Problem details: Put the lines of the records into a numbered list, starting with the line that contains "List every element" and going on through the line that contains "staticText: OFF [104, 29, 117, 39]". Leave out blank lines and pictures.

Provided records:
★ ★ ★ ★ ★ ★ ★

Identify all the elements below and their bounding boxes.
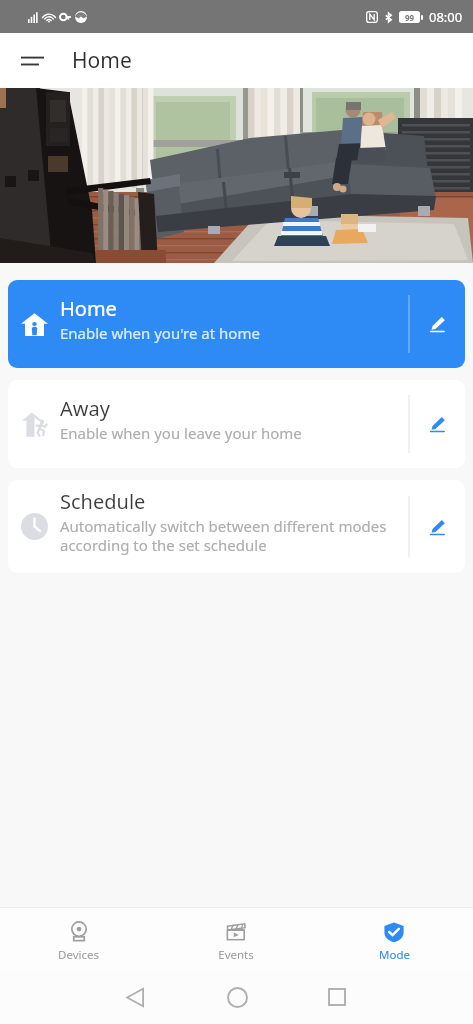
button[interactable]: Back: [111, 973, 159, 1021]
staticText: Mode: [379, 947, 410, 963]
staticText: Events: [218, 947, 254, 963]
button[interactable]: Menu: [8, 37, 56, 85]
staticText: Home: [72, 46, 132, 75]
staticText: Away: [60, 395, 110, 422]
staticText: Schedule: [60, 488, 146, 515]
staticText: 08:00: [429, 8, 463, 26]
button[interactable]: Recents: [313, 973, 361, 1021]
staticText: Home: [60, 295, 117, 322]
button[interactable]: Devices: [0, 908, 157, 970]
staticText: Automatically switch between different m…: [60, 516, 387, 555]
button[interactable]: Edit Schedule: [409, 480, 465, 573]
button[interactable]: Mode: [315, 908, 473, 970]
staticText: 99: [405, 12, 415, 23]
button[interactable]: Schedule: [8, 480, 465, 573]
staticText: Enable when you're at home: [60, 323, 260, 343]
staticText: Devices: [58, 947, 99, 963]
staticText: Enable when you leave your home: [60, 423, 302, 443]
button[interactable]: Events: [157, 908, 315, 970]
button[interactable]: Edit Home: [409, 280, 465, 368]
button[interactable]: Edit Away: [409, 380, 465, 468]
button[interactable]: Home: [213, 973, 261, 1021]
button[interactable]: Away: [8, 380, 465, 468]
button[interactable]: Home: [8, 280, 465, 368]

★ ★ ★ ★ ★ ★ ★

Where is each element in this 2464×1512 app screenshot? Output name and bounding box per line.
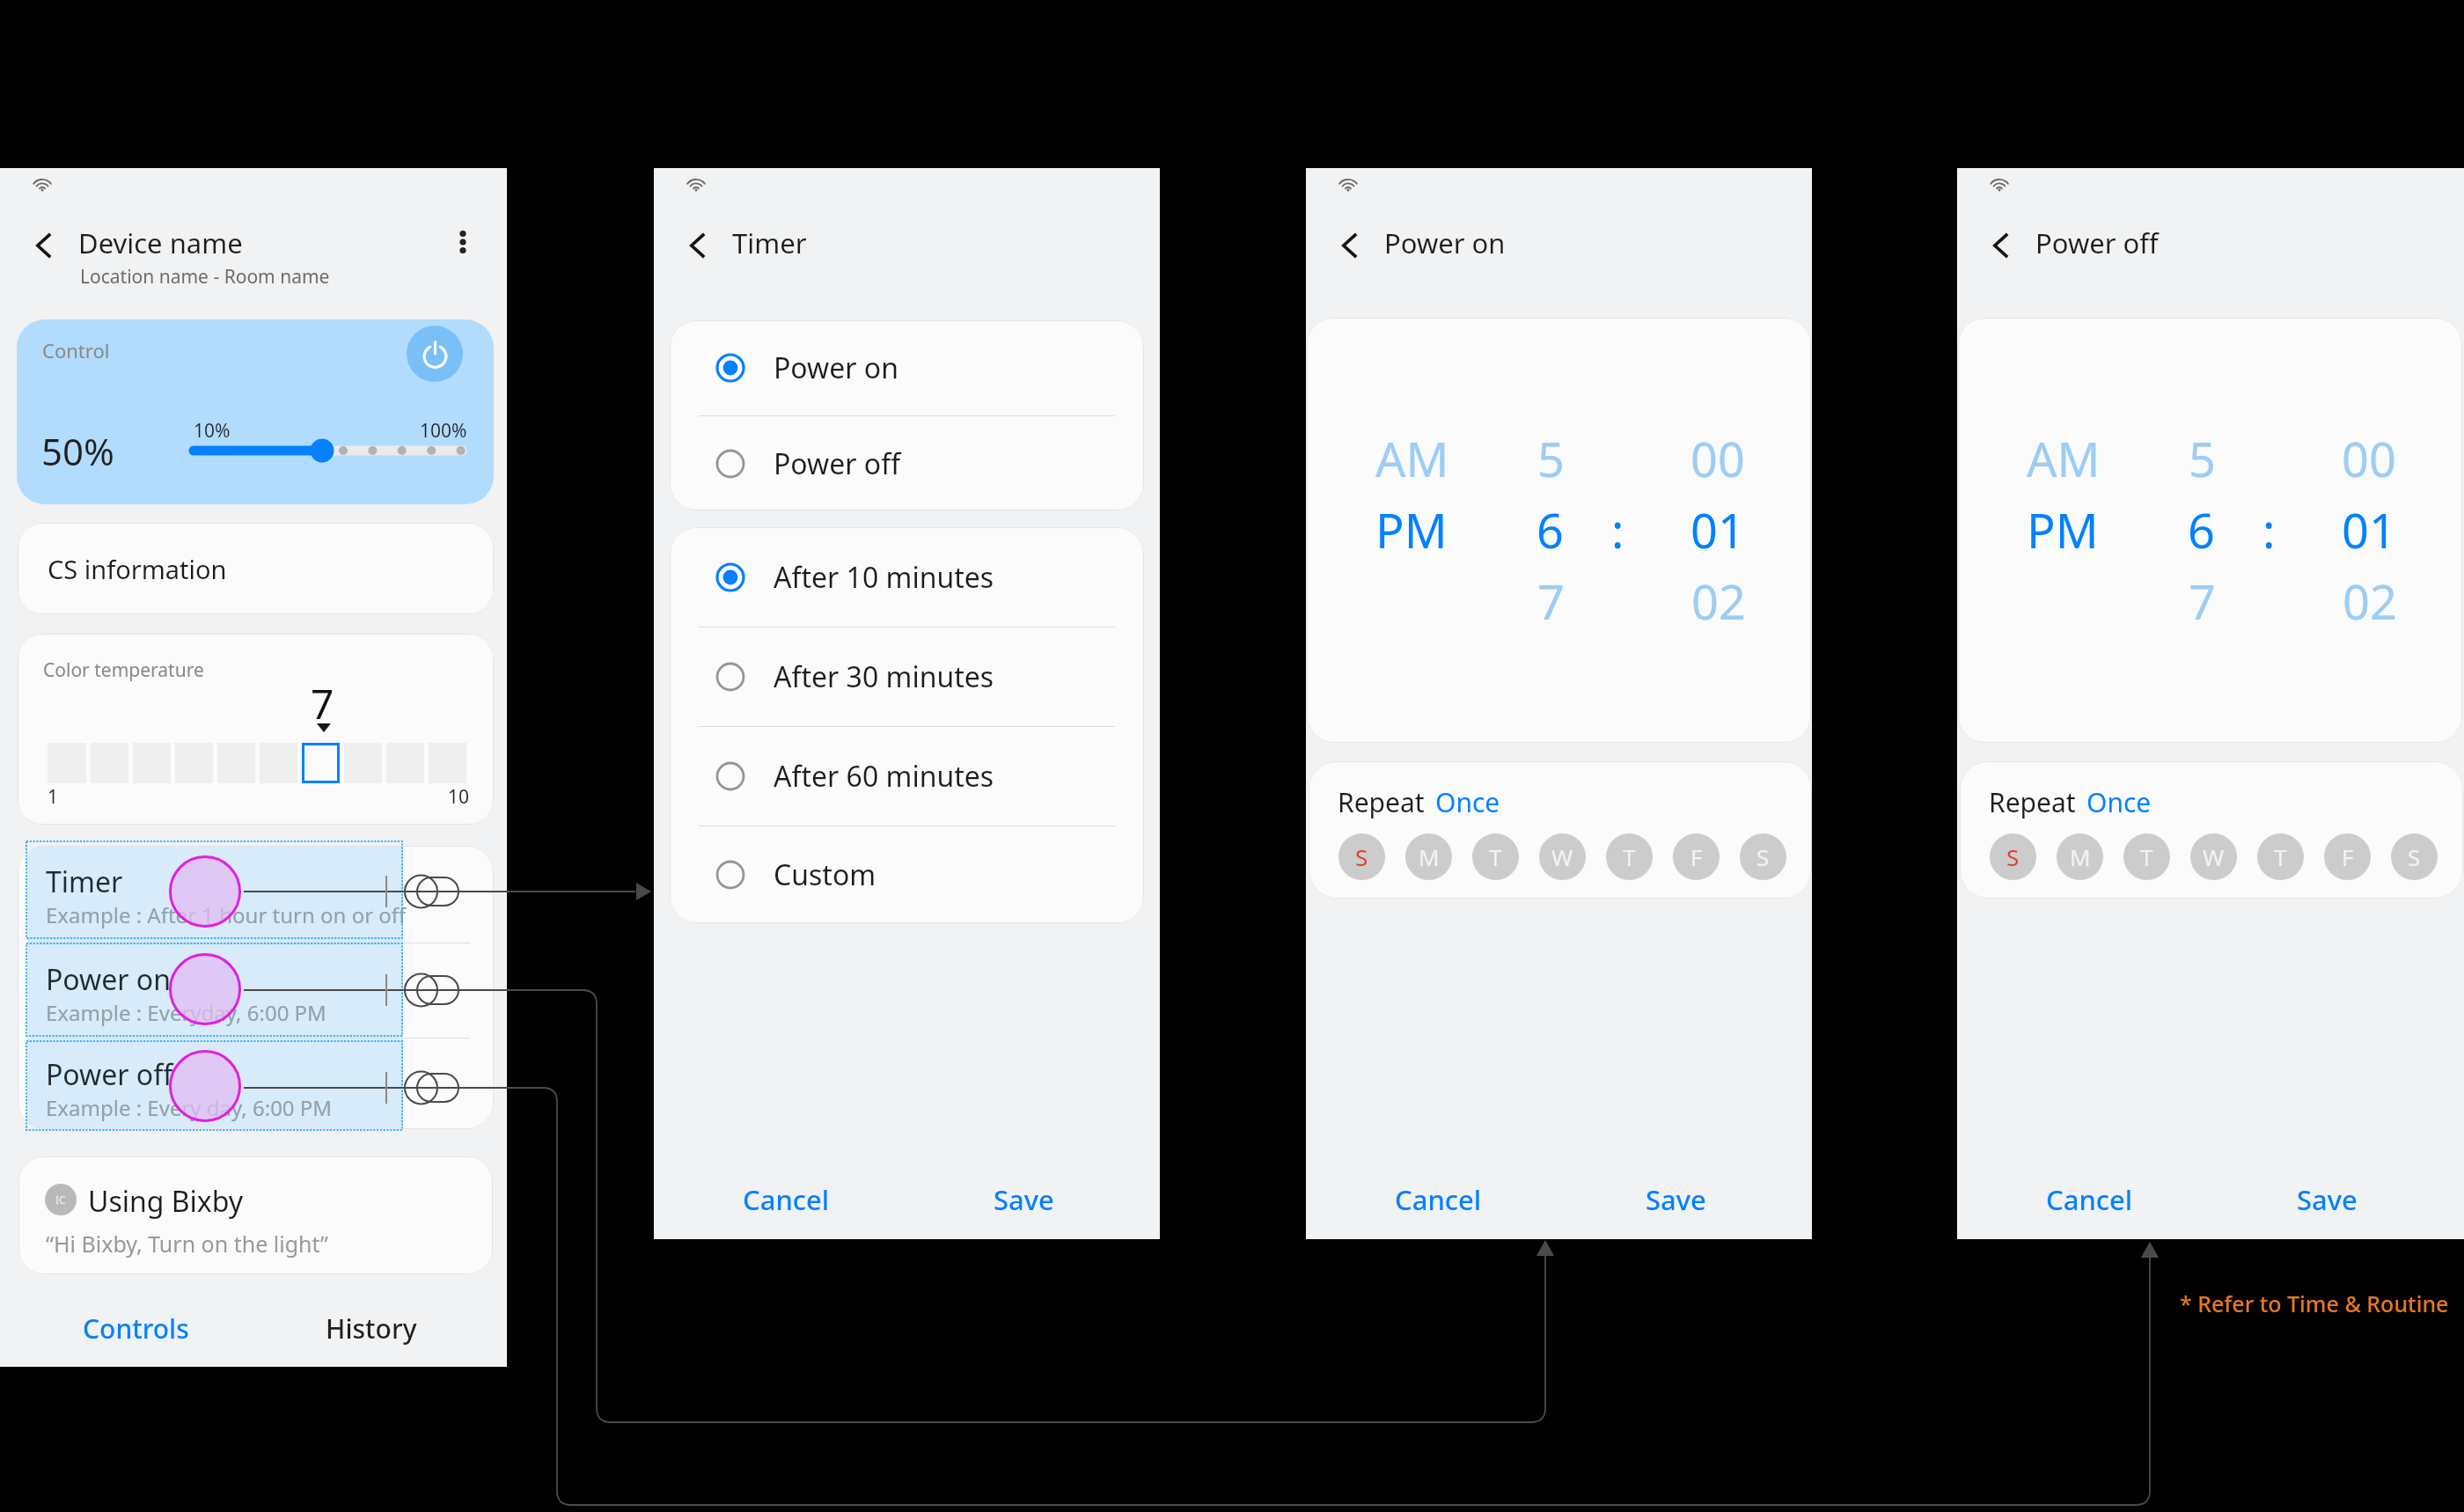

★ ★ ★ ★ ★ ★ ★

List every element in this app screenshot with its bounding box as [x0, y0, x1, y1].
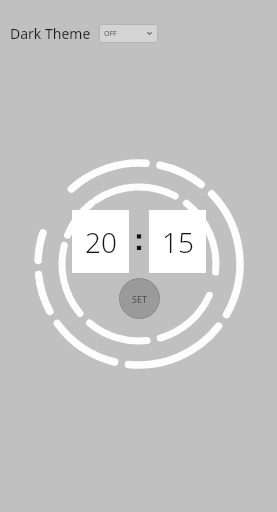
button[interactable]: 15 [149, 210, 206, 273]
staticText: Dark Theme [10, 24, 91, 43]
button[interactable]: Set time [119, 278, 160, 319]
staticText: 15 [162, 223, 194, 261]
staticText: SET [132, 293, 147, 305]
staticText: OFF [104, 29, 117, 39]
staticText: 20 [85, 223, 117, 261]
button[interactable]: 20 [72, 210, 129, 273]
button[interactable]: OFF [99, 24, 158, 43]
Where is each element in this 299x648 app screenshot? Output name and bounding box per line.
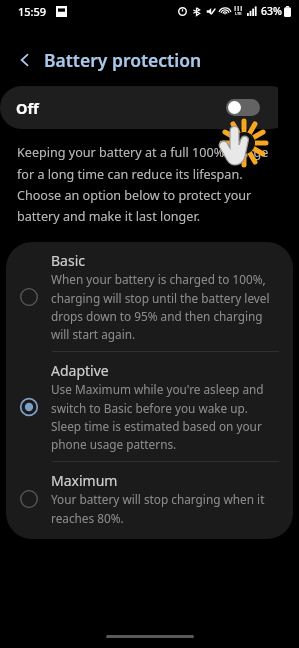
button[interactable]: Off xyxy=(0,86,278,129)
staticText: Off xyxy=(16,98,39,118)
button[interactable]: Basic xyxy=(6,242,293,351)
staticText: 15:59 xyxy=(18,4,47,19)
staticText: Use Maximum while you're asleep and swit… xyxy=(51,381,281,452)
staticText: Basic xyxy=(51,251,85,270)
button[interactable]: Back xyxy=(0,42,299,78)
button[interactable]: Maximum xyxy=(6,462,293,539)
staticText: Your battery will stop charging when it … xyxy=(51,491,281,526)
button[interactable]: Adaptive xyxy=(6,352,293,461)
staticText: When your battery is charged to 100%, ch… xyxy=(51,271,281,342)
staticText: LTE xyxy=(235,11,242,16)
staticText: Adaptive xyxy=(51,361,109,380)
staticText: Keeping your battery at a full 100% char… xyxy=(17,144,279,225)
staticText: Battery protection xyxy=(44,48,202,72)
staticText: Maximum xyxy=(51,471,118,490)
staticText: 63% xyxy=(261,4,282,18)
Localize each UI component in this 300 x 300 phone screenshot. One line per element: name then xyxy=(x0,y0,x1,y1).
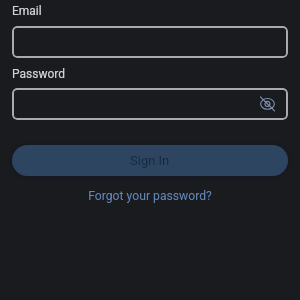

★ ★ ★ ★ ★ ★ ★

Solution to the exercise:
1. List every element in this app screenshot with its bounding box as [x0, y0, x1, y1].
2. button[interactable]: 15 [149, 210, 206, 273]
3. staticText: Dark Theme [10, 24, 91, 43]
4. button[interactable]: Set time [119, 278, 160, 319]
5. staticText: 15 [162, 223, 194, 261]
6. staticText: SET [132, 293, 147, 305]
7. staticText: OFF [104, 29, 117, 39]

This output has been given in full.